**WRITTEN PROBLEM**
Hunt for the word "обслуживания" across the entries below, copying each line that holds it.

────────────────

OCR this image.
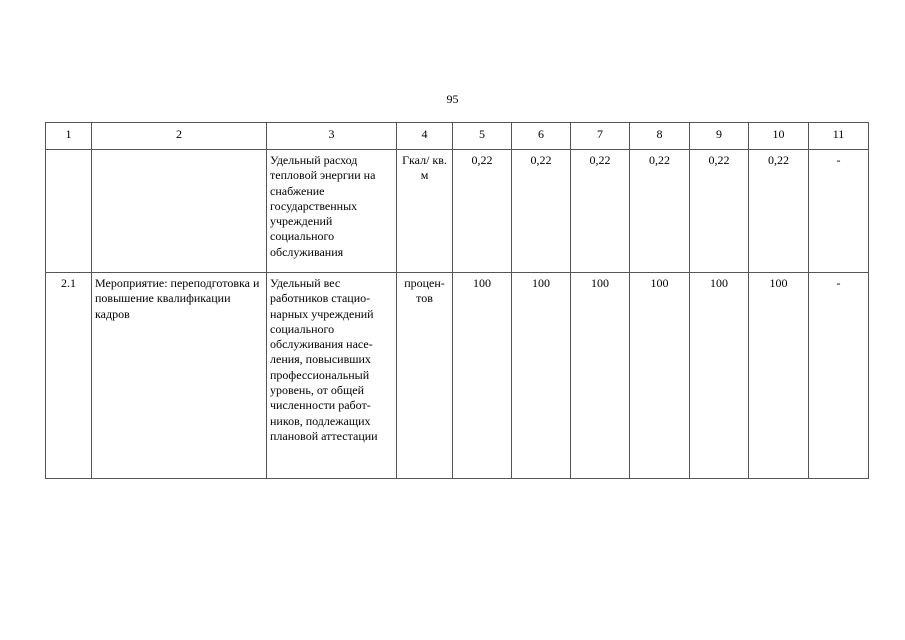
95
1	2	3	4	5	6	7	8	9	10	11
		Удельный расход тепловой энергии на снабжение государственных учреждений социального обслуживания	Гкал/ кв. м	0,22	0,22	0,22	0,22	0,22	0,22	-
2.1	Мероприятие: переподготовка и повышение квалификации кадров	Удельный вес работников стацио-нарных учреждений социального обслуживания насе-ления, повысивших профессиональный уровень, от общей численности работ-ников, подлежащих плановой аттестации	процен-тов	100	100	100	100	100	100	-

────────────────

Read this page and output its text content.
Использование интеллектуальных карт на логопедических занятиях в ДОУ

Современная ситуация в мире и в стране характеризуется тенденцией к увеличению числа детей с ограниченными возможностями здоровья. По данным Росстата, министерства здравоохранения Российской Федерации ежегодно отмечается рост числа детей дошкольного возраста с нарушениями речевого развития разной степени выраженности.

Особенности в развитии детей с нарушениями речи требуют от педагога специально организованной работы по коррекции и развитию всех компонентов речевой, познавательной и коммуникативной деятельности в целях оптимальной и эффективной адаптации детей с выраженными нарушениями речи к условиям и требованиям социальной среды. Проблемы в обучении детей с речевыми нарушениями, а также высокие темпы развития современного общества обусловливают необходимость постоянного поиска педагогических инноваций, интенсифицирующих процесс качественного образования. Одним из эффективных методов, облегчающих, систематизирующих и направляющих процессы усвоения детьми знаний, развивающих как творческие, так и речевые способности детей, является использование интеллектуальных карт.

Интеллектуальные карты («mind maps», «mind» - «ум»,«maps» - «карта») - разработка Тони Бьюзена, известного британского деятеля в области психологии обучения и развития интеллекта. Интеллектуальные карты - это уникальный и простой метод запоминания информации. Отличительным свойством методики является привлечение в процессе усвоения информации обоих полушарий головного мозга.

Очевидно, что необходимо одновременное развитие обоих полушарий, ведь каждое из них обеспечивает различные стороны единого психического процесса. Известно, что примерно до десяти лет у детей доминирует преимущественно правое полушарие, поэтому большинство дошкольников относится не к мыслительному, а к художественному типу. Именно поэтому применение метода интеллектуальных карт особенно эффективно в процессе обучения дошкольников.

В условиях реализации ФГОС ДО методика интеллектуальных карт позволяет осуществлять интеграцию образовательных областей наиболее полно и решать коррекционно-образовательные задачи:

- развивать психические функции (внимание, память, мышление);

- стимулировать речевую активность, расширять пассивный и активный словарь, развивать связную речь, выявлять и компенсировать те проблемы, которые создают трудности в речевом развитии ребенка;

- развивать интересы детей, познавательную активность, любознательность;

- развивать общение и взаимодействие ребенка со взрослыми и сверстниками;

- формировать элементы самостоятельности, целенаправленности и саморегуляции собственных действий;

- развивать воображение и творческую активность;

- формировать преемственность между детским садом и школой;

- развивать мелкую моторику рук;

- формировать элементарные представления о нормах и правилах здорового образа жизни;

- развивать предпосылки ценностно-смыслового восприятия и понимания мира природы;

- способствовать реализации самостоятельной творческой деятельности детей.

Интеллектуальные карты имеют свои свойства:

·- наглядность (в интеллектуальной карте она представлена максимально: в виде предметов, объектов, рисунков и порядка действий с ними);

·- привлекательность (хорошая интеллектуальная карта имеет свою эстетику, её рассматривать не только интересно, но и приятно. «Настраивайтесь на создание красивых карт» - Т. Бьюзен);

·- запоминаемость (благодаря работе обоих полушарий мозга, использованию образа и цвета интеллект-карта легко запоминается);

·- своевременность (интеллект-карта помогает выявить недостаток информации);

────────────────

**WRITTEN SOLUTION**
		Удельный расход тепловой энергии на снабжение государственных учреждений социального обслуживания	Гкал/ кв. м	0,22	0,22	0,22	0,22	0,22	0,22	-
2.1	Мероприятие: переподготовка и повышение квалификации кадров	Удельный вес работников стацио-нарных учреждений социального обслуживания насе-ления, повысивших профессиональный уровень, от общей численности работ-ников, подлежащих плановой аттестации	процен-тов	100	100	100	100	100	100	-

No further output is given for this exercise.